Extract the line that contains "Parse this chart and return its data as JSON." and every line after it to the end of the records below, exactly as written and nothing else.

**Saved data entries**

----------------

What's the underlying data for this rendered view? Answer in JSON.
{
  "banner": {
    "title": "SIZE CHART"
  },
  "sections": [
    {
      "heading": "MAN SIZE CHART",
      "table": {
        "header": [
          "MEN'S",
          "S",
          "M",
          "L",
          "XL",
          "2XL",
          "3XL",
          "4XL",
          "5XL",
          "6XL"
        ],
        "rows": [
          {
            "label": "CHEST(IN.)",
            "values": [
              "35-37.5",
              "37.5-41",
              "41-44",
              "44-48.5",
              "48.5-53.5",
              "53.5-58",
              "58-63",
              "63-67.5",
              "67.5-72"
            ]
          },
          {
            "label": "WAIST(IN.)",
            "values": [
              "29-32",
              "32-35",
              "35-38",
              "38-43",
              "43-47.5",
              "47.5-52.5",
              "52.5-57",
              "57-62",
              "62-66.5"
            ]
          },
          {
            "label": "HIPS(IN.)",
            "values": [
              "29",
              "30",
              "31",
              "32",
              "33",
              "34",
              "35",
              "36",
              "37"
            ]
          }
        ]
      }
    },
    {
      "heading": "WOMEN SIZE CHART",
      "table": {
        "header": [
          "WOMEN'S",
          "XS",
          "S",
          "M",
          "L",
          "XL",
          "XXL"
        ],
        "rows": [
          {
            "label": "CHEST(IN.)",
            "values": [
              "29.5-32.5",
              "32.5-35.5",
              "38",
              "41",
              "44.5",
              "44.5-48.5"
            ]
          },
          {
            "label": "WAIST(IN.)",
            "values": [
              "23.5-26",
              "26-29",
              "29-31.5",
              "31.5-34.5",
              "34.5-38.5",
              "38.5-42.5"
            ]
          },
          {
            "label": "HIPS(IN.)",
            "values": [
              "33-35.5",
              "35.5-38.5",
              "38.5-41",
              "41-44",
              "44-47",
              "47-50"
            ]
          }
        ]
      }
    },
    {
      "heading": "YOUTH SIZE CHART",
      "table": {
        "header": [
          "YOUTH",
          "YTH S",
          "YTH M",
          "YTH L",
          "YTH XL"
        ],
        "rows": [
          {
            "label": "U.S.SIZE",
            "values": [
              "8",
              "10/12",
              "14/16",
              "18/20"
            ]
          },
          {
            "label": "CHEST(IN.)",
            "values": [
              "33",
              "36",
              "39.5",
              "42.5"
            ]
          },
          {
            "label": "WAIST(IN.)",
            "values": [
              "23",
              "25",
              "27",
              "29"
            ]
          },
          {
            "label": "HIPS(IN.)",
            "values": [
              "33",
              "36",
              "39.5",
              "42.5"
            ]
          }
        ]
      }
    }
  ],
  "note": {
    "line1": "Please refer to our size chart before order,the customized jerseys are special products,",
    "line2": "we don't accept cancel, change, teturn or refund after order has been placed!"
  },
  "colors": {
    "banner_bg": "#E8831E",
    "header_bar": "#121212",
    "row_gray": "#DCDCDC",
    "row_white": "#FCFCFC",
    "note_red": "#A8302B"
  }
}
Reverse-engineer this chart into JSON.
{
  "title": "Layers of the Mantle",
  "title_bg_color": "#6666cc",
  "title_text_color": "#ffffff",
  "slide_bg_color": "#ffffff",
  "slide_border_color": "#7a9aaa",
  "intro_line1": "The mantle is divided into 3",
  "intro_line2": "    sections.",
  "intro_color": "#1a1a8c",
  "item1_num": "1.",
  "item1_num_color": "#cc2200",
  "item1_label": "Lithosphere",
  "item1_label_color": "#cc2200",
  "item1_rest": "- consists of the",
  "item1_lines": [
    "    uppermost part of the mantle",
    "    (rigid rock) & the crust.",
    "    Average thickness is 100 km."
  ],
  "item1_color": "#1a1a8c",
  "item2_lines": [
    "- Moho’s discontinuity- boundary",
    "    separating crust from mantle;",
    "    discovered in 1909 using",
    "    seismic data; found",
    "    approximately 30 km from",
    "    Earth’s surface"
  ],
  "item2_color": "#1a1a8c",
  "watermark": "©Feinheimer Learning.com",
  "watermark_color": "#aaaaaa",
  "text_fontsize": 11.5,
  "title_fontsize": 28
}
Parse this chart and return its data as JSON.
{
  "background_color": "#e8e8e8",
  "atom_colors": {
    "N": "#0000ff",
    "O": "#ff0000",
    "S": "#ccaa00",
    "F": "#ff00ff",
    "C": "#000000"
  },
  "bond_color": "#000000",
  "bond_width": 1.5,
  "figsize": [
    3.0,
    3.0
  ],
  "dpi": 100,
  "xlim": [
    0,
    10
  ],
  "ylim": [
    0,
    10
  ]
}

----------------

**Reply to the task**
Parse this chart and return its data as JSON.
{
  "background_color": "#e8e8e8",
  "atom_colors": {
    "N": "#0000ff",
    "O": "#ff0000",
    "S": "#ccaa00",
    "F": "#ff00ff",
    "C": "#000000"
  },
  "bond_color": "#000000",
  "bond_width": 1.5,
  "figsize": [
    3.0,
    3.0
  ],
  "dpi": 100,
  "xlim": [
    0,
    10
  ],
  "ylim": [
    0,
    10
  ]
}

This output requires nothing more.